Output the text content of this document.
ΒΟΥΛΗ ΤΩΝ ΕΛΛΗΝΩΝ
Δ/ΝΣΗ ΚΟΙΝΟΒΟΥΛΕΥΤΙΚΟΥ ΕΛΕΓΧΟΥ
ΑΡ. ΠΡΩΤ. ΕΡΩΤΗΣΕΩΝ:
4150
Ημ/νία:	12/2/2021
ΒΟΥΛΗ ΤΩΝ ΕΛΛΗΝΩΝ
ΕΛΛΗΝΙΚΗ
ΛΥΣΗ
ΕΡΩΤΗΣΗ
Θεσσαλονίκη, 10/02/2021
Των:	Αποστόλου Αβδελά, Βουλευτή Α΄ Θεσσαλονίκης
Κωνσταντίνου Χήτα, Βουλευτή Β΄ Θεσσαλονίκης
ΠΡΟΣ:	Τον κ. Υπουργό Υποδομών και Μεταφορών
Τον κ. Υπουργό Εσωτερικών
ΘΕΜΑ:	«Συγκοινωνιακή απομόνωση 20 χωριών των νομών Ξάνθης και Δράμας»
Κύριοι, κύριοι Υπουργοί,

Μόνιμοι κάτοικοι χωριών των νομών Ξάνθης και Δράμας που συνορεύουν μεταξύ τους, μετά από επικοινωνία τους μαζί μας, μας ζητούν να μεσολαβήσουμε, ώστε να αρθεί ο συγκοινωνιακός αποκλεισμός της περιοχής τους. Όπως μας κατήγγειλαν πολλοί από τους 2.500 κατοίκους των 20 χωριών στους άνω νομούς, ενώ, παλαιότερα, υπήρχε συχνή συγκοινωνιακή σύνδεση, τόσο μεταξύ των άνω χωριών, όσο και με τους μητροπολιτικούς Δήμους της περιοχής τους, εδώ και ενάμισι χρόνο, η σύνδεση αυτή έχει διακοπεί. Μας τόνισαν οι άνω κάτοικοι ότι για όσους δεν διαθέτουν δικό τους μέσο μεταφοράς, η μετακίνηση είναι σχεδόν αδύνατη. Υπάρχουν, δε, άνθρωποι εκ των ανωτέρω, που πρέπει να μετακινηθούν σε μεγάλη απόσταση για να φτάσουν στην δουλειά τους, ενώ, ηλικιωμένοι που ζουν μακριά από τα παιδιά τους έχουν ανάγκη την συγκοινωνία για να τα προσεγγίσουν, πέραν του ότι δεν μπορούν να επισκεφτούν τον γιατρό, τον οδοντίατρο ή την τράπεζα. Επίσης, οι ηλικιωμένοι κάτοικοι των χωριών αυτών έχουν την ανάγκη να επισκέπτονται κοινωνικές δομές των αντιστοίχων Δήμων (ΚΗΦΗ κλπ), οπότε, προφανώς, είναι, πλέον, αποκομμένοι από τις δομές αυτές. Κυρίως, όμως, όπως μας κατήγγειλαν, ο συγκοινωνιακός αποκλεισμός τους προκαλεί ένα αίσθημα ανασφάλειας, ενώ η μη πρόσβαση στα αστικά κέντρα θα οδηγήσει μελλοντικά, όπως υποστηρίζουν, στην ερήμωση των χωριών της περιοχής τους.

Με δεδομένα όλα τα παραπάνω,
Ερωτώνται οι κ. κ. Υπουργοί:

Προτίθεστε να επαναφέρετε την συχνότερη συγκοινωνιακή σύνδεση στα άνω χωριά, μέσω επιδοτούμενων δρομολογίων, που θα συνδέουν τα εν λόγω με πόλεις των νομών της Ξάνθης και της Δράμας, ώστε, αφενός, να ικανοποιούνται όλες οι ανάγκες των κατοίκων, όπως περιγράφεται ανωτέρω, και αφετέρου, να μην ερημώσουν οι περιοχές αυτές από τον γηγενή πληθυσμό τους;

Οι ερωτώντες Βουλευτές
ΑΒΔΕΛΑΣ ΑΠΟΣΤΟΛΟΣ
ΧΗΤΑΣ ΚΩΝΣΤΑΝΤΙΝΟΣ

YOUR OBJECTIVE
Copy out every line where the word "Θεσσαλονίκης" occurs.

FINISHED ANSWER
Των:	Αποστόλου Αβδελά, Βουλευτή Α΄ Θεσσαλονίκης
Κωνσταντίνου Χήτα, Βουλευτή Β΄ Θεσσαλονίκης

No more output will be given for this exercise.